**Given task**
Transcribe the records below exactly, leaving out any pictures.

**Raw records**
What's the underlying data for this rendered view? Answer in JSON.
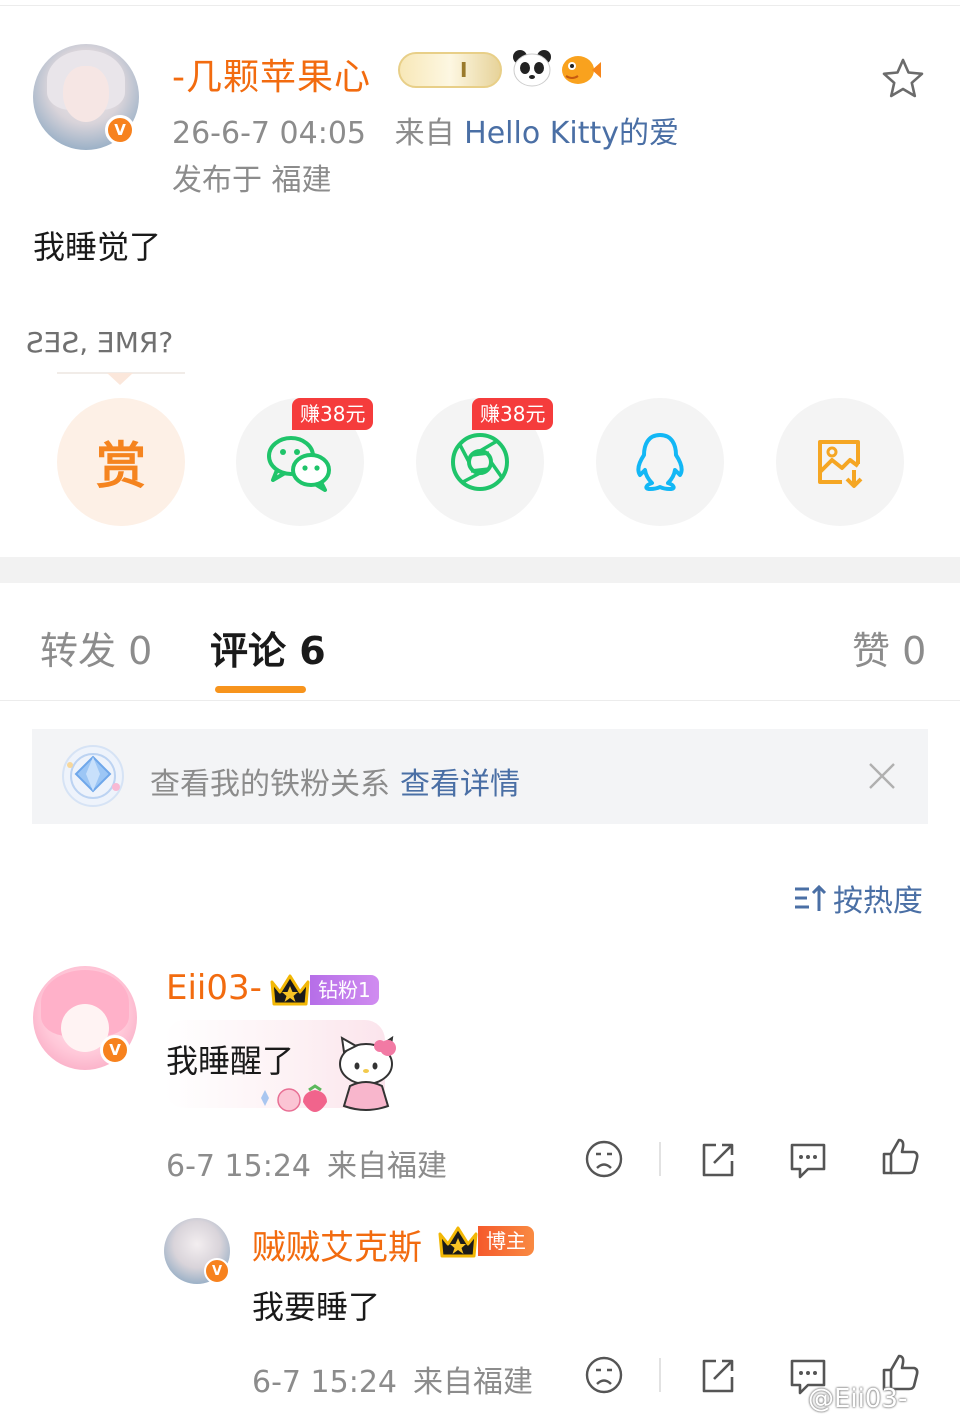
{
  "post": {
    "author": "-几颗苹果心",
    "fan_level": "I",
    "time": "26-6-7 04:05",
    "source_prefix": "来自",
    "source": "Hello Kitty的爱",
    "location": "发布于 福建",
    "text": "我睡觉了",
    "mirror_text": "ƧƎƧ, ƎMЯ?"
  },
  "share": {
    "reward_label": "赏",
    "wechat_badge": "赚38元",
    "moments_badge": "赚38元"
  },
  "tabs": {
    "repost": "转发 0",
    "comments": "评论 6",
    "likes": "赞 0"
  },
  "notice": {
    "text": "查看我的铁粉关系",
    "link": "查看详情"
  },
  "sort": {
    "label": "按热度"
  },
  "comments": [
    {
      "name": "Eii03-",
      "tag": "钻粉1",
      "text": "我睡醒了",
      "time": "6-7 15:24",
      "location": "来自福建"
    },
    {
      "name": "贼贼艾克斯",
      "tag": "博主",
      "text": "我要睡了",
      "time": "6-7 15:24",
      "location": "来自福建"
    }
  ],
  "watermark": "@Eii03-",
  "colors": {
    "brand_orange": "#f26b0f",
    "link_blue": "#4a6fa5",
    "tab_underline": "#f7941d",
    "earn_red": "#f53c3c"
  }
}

**The result**
What's the underlying data for this rendered view? Answer in JSON.
{
  "post": {
    "author": "-几颗苹果心",
    "fan_level": "I",
    "time": "26-6-7 04:05",
    "source_prefix": "来自",
    "source": "Hello Kitty的爱",
    "location": "发布于 福建",
    "text": "我睡觉了",
    "mirror_text": "ƧƎƧ, ƎMЯ?"
  },
  "share": {
    "reward_label": "赏",
    "wechat_badge": "赚38元",
    "moments_badge": "赚38元"
  },
  "tabs": {
    "repost": "转发 0",
    "comments": "评论 6",
    "likes": "赞 0"
  },
  "notice": {
    "text": "查看我的铁粉关系",
    "link": "查看详情"
  },
  "sort": {
    "label": "按热度"
  },
  "comments": [
    {
      "name": "Eii03-",
      "tag": "钻粉1",
      "text": "我睡醒了",
      "time": "6-7 15:24",
      "location": "来自福建"
    },
    {
      "name": "贼贼艾克斯",
      "tag": "博主",
      "text": "我要睡了",
      "time": "6-7 15:24",
      "location": "来自福建"
    }
  ],
  "watermark": "@Eii03-",
  "colors": {
    "brand_orange": "#f26b0f",
    "link_blue": "#4a6fa5",
    "tab_underline": "#f7941d",
    "earn_red": "#f53c3c"
  }
}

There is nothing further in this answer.